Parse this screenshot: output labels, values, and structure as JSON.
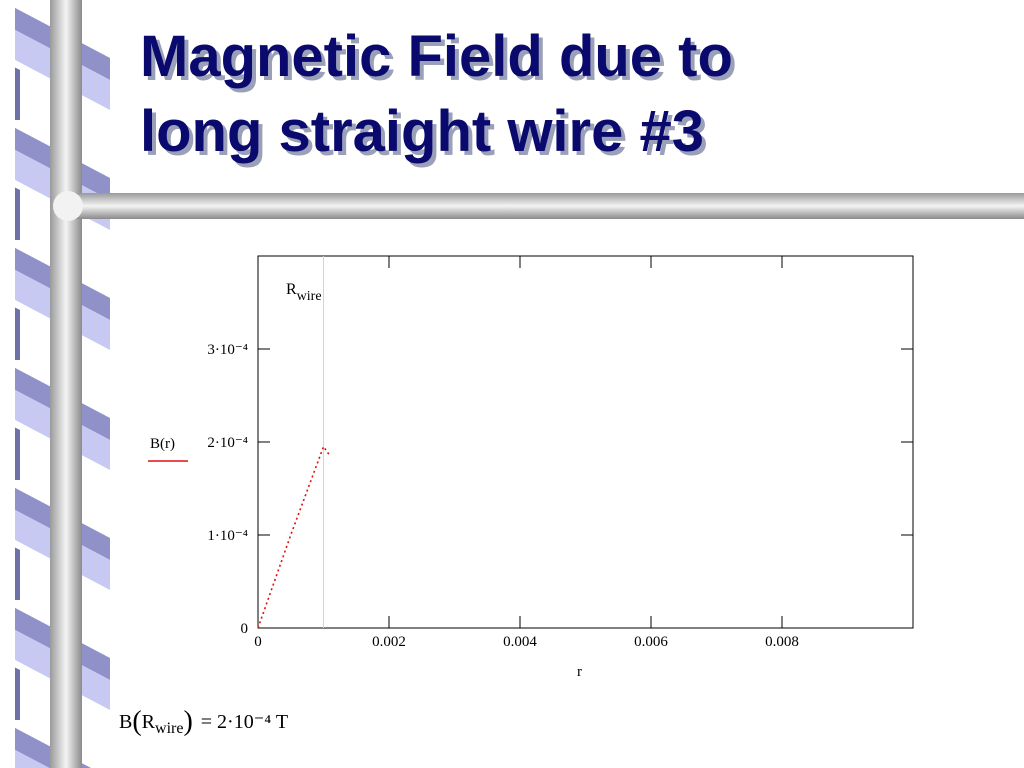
{
  "slide": {
    "title_lines": [
      "Magnetic Field due to",
      "long straight wire #3"
    ]
  },
  "chart_data": {
    "type": "line",
    "x_label": "r",
    "x": [
      0,
      0.0005,
      0.001,
      0.0011
    ],
    "series": [
      {
        "name": "B(r)",
        "color": "#e01010",
        "values": [
          0,
          0.0001,
          0.000195,
          0.000185
        ]
      }
    ],
    "xlim": [
      0,
      0.01
    ],
    "xticks": [
      0,
      0.002,
      0.004,
      0.006,
      0.008
    ],
    "ylim": [
      0,
      0.0004
    ],
    "yticks": [
      0,
      {
        "value": 0.0001,
        "label": "1·10⁻⁴"
      },
      {
        "value": 0.0002,
        "label": "2·10⁻⁴"
      },
      {
        "value": 0.0003,
        "label": "3·10⁻⁴"
      }
    ],
    "marker": {
      "x": 0.001,
      "label": "R",
      "subscript": "wire",
      "color": "#f0c4d4"
    }
  },
  "equation": {
    "func": "B",
    "arg": "R",
    "sub": "wire",
    "rhs": "= 2·10⁻⁴ T"
  }
}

■ ■ ■ ■ ■

## What you have to do
Find all lines holding the string "wire" and copy them.

## Output for this exercise
      "long straight wire #3"
      "subscript": "wire",
    "sub": "wire",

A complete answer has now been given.